Required task -> Scan the material that follows. Copy every line containing the word "GROUPS".

Data shown ->

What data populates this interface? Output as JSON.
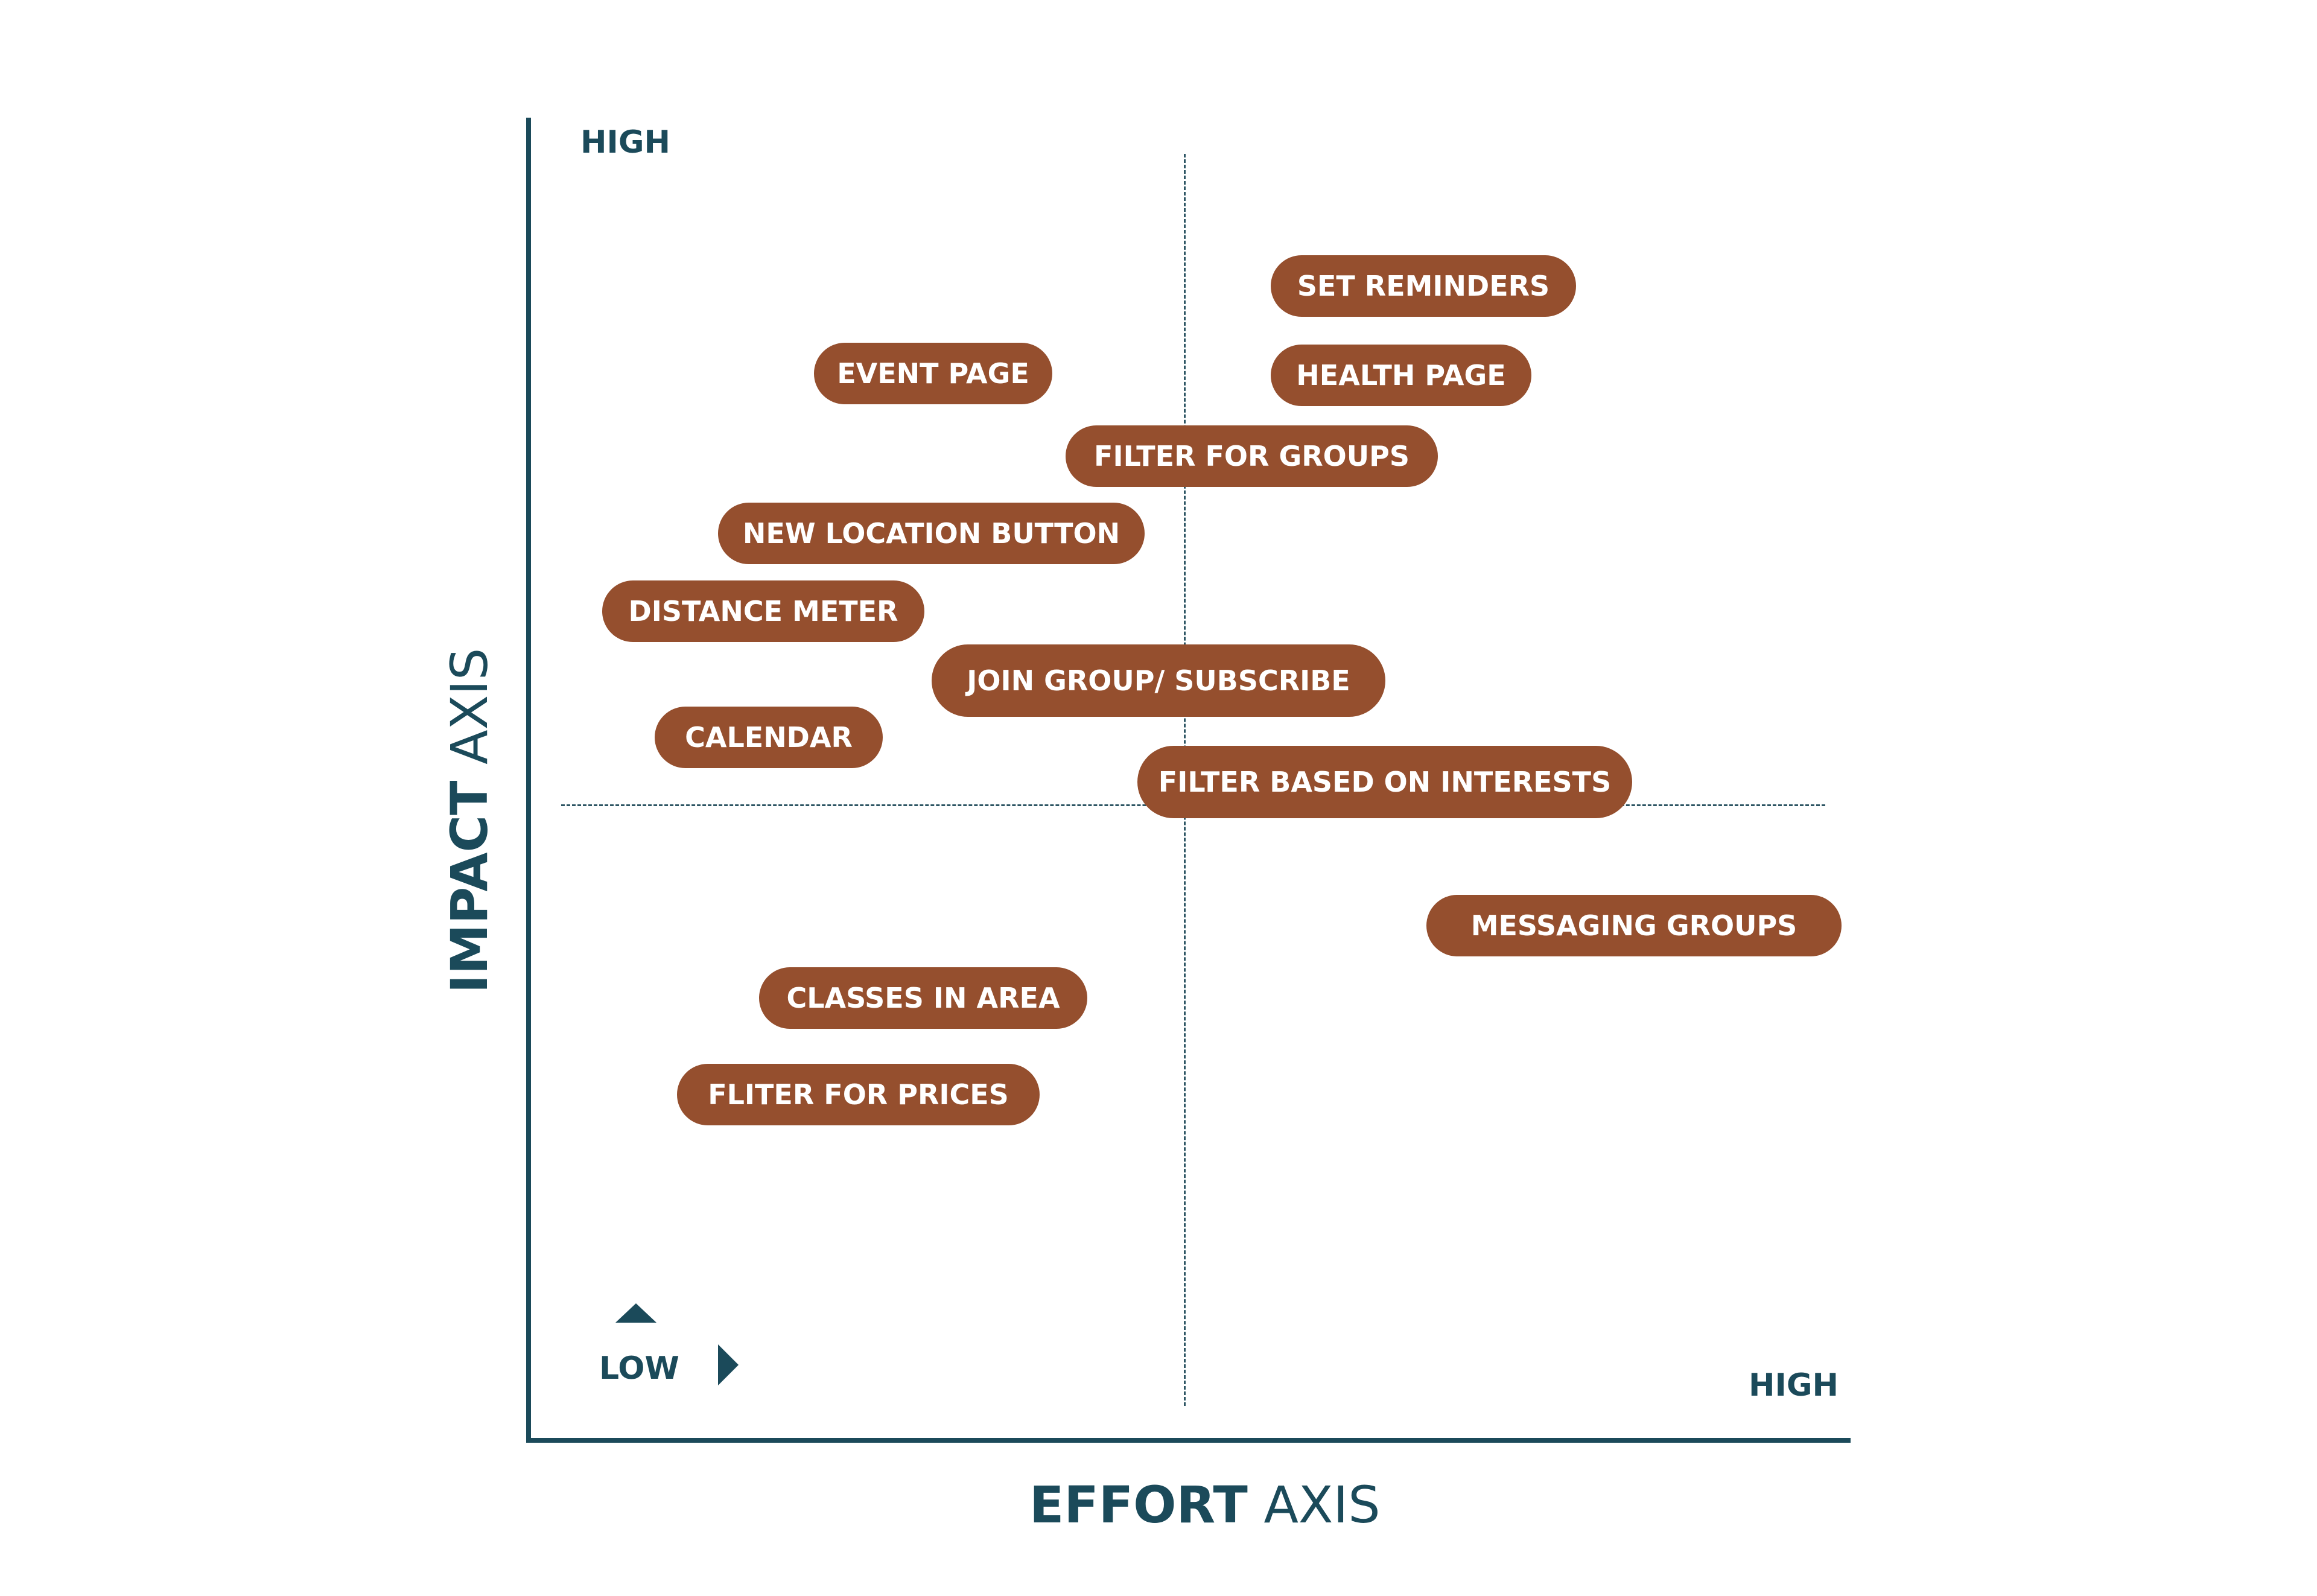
{
  "axes": {
    "y_high": "HIGH",
    "x_high": "HIGH",
    "low": "LOW",
    "x_title_bold": "EFFORT",
    "x_title_light": " AXIS",
    "y_title_bold": "IMPACT",
    "y_title_light": " AXIS"
  },
  "items": {
    "set_reminders": "SET REMINDERS",
    "event_page": "EVENT PAGE",
    "health_page": "HEALTH PAGE",
    "filter_groups": "FILTER FOR GROUPS",
    "new_location": "NEW LOCATION BUTTON",
    "distance_meter": "DISTANCE METER",
    "join_group": "JOIN GROUP/ SUBSCRIBE",
    "calendar": "CALENDAR",
    "filter_interests": "FILTER BASED ON INTERESTS",
    "messaging": "MESSAGING GROUPS",
    "classes": "CLASSES IN AREA",
    "fliter_prices": "FLITER FOR PRICES"
  },
  "colors": {
    "axis": "#1b4a5a",
    "pill": "#954f2e",
    "pill_text": "#ffffff"
  },
  "icons": {
    "up": "triangle-up-icon",
    "right": "triangle-right-icon"
  }
}
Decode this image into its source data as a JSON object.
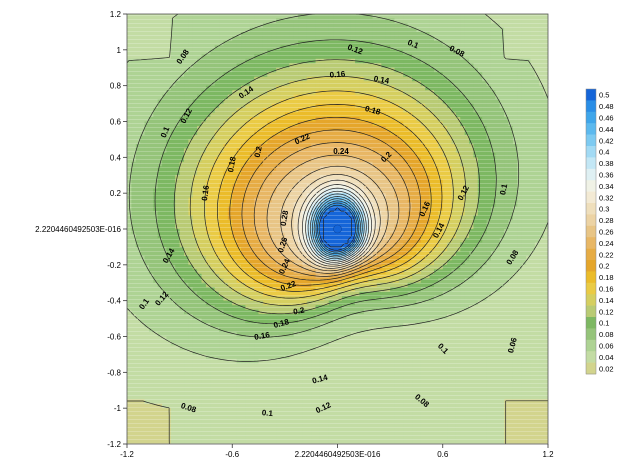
{
  "chart_data": {
    "type": "heatmap",
    "title": "",
    "xlabel": "",
    "ylabel": "",
    "xlim": [
      -1.2,
      1.2
    ],
    "ylim": [
      -1.2,
      1.2
    ],
    "x_ticks": [
      {
        "value": -1.2,
        "label": "-1.2"
      },
      {
        "value": -0.6,
        "label": "-0.6"
      },
      {
        "value": 0,
        "label": "2.2204460492503E-016"
      },
      {
        "value": 0.6,
        "label": "0.6"
      },
      {
        "value": 1.2,
        "label": "1.2"
      }
    ],
    "y_ticks": [
      {
        "value": 1.2,
        "label": "1.2"
      },
      {
        "value": 1,
        "label": "1"
      },
      {
        "value": 0.8,
        "label": "0.8"
      },
      {
        "value": 0.6,
        "label": "0.6"
      },
      {
        "value": 0.4,
        "label": "0.4"
      },
      {
        "value": 0.2,
        "label": "0.2"
      },
      {
        "value": 0,
        "label": "2.2204460492503E-016"
      },
      {
        "value": -0.2,
        "label": "-0.2"
      },
      {
        "value": -0.4,
        "label": "-0.4"
      },
      {
        "value": -0.6,
        "label": "-0.6"
      },
      {
        "value": -0.8,
        "label": "-0.8"
      },
      {
        "value": -1,
        "label": "-1"
      },
      {
        "value": -1.2,
        "label": "-1.2"
      }
    ],
    "peak": {
      "x": 0,
      "y": 0,
      "value": 0.5
    },
    "field_note_levels_min": 0.02,
    "colorbar": {
      "levels": [
        "0.5",
        "0.48",
        "0.46",
        "0.44",
        "0.42",
        "0.4",
        "0.38",
        "0.36",
        "0.34",
        "0.32",
        "0.3",
        "0.28",
        "0.26",
        "0.24",
        "0.22",
        "0.2",
        "0.18",
        "0.16",
        "0.14",
        "0.12",
        "0.1",
        "0.08",
        "0.06",
        "0.04",
        "0.02"
      ],
      "colors": [
        "#1565d8",
        "#2a8ee6",
        "#3fa6ea",
        "#5cb9ee",
        "#7dcaf1",
        "#a2daf4",
        "#c3e7f5",
        "#dff0f3",
        "#f0f2e6",
        "#f3ead4",
        "#efdfbc",
        "#ecd3a4",
        "#e8c586",
        "#e8b765",
        "#e6ac45",
        "#e5a62b",
        "#ebbc2a",
        "#eacb45",
        "#d5cf60",
        "#b9cb74",
        "#7db862",
        "#95c47a",
        "#aed394",
        "#c3dca4",
        "#d2d48d"
      ]
    },
    "contour_labels": [
      {
        "text": "0.08",
        "x": -0.88,
        "y": 0.96,
        "angle": -55
      },
      {
        "text": "0.12",
        "x": 0.1,
        "y": 1.0,
        "angle": 20
      },
      {
        "text": "0.1",
        "x": 0.43,
        "y": 1.03,
        "angle": 22
      },
      {
        "text": "0.08",
        "x": 0.68,
        "y": 0.99,
        "angle": 28
      },
      {
        "text": "0.16",
        "x": 0.0,
        "y": 0.86,
        "angle": -5
      },
      {
        "text": "0.14",
        "x": 0.25,
        "y": 0.83,
        "angle": 10
      },
      {
        "text": "0.14",
        "x": -0.52,
        "y": 0.76,
        "angle": -35
      },
      {
        "text": "0.12",
        "x": -0.86,
        "y": 0.63,
        "angle": -62
      },
      {
        "text": "0.1",
        "x": -0.98,
        "y": 0.54,
        "angle": -68
      },
      {
        "text": "0.18",
        "x": 0.2,
        "y": 0.66,
        "angle": 15
      },
      {
        "text": "0.22",
        "x": -0.2,
        "y": 0.5,
        "angle": -25
      },
      {
        "text": "0.24",
        "x": 0.02,
        "y": 0.43,
        "angle": 0
      },
      {
        "text": "0.2",
        "x": 0.28,
        "y": 0.4,
        "angle": -45
      },
      {
        "text": "0.2",
        "x": -0.45,
        "y": 0.43,
        "angle": -78
      },
      {
        "text": "0.18",
        "x": -0.6,
        "y": 0.36,
        "angle": -80
      },
      {
        "text": "0.16",
        "x": -0.75,
        "y": 0.2,
        "angle": -82
      },
      {
        "text": "0.16",
        "x": 0.5,
        "y": 0.11,
        "angle": -65
      },
      {
        "text": "0.14",
        "x": 0.58,
        "y": -0.01,
        "angle": -62
      },
      {
        "text": "0.12",
        "x": 0.72,
        "y": 0.2,
        "angle": -62
      },
      {
        "text": "0.1",
        "x": 0.95,
        "y": 0.22,
        "angle": -78
      },
      {
        "text": "0.08",
        "x": 1.0,
        "y": -0.16,
        "angle": -58
      },
      {
        "text": "0.28",
        "x": -0.3,
        "y": 0.06,
        "angle": -80
      },
      {
        "text": "0.26",
        "x": -0.31,
        "y": -0.09,
        "angle": -72
      },
      {
        "text": "0.24",
        "x": -0.3,
        "y": -0.21,
        "angle": -65
      },
      {
        "text": "0.22",
        "x": -0.28,
        "y": -0.32,
        "angle": -20
      },
      {
        "text": "0.2",
        "x": -0.22,
        "y": -0.46,
        "angle": -10
      },
      {
        "text": "0.18",
        "x": -0.32,
        "y": -0.53,
        "angle": -15
      },
      {
        "text": "0.16",
        "x": -0.43,
        "y": -0.6,
        "angle": -10
      },
      {
        "text": "0.14",
        "x": -0.96,
        "y": -0.15,
        "angle": -60
      },
      {
        "text": "0.12",
        "x": -1.0,
        "y": -0.39,
        "angle": -50
      },
      {
        "text": "0.1",
        "x": -1.1,
        "y": -0.42,
        "angle": -55
      },
      {
        "text": "0.14",
        "x": -0.1,
        "y": -0.84,
        "angle": -15
      },
      {
        "text": "0.12",
        "x": -0.08,
        "y": -1.0,
        "angle": -25
      },
      {
        "text": "0.1",
        "x": -0.4,
        "y": -1.03,
        "angle": 5
      },
      {
        "text": "0.08",
        "x": -0.85,
        "y": -1.0,
        "angle": 18
      },
      {
        "text": "0.08",
        "x": 0.48,
        "y": -0.96,
        "angle": 40
      },
      {
        "text": "0.1",
        "x": 0.6,
        "y": -0.67,
        "angle": 45
      },
      {
        "text": "0.06",
        "x": 1.0,
        "y": -0.65,
        "angle": -75
      }
    ]
  }
}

Exercise output ->
    "filter_groups": "FILTER FOR GROUPS",
    "messaging": "MESSAGING GROUPS",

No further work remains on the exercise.